▶ _Page extract_
##########

---
language: si
license: apache-2.0
library_name: coqui-tts
pipeline_tag: text-to-speech
inference: false
tags:
- text-to-speech
- sinhala
- tts
- vits
- coqui-tts
- speech-synthesis
datasets:
- sinhala-tts
metrics:
- mos
---

# 🗣️ Sinhala TTS VITS 🇱🇰

**Sinhala Text-to-Speech** — A [Coqui TTS](https://github.com/coqui-ai/TTS) VITS model that generates natural Sinhala speech from text, with **16 distinct voices** to choose from.

##########

▶ _Raw data_
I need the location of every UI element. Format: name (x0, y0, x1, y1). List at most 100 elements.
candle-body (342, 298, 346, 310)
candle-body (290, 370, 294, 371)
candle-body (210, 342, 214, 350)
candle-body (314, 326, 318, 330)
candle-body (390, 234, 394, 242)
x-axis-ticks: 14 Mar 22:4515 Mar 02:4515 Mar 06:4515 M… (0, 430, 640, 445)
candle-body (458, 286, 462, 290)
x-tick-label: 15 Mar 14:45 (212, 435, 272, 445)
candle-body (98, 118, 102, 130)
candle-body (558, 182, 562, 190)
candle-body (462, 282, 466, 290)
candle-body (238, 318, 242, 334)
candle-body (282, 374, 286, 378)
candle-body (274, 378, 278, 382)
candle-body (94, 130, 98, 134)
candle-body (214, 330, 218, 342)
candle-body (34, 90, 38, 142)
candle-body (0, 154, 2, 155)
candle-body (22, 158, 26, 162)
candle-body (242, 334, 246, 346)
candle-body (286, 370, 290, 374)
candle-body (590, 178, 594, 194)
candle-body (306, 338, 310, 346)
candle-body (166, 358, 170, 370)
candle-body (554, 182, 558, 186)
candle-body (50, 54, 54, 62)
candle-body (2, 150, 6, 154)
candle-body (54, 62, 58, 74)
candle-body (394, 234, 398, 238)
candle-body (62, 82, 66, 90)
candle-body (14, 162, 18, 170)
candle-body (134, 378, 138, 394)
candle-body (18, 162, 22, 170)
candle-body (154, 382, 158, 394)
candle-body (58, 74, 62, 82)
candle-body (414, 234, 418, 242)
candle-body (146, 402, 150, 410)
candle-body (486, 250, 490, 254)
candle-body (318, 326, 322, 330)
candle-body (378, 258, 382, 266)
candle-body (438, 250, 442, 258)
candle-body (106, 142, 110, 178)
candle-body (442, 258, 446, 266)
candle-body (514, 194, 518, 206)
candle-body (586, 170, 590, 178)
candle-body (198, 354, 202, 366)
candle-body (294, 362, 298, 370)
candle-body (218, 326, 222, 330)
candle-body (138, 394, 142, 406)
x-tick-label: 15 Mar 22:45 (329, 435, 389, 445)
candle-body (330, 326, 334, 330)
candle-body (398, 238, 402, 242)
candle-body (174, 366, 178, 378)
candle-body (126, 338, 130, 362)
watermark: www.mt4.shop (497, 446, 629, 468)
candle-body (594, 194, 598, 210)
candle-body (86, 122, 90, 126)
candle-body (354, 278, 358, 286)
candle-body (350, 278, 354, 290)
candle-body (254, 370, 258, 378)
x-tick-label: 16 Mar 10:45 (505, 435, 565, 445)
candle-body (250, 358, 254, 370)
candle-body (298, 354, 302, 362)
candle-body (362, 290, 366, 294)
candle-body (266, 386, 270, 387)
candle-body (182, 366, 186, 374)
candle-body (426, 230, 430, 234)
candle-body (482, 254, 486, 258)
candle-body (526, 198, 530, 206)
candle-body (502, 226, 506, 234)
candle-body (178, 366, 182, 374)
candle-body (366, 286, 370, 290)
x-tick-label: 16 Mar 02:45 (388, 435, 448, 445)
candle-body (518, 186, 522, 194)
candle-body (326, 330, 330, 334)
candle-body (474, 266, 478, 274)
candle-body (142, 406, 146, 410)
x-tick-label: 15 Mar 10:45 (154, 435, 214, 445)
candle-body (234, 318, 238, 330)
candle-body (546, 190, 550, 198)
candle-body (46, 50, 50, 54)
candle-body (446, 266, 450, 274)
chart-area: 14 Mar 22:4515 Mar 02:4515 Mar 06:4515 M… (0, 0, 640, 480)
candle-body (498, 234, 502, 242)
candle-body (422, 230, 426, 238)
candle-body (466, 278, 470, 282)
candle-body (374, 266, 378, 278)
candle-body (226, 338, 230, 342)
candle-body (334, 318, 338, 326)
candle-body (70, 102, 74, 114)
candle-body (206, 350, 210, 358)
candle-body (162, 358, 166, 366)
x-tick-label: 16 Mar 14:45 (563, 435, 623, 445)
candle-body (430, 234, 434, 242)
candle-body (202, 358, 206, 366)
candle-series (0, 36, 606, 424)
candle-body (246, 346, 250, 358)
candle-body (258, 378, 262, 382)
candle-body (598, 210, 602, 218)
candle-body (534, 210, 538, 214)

##########

▶ _To-do list_
• A. According to the Sinhala TTS page, how many distinct voices can the model produce?
• B. From the Sinhala TTS page, reproduce word for word the passage from "# 🗣️ Sinhala" up to and including "to choose from.".

▶ _Solutions per task_
• A. 16 distinct voices.

• B.
# 🗣️ Sinhala TTS VITS 🇱🇰

**Sinhala Text-to-Speech** — A [Coqui TTS](https://github.com/coqui-ai/TTS) VITS model that generates natural Sinhala speech from text, with **16 distinct voices** to choose from.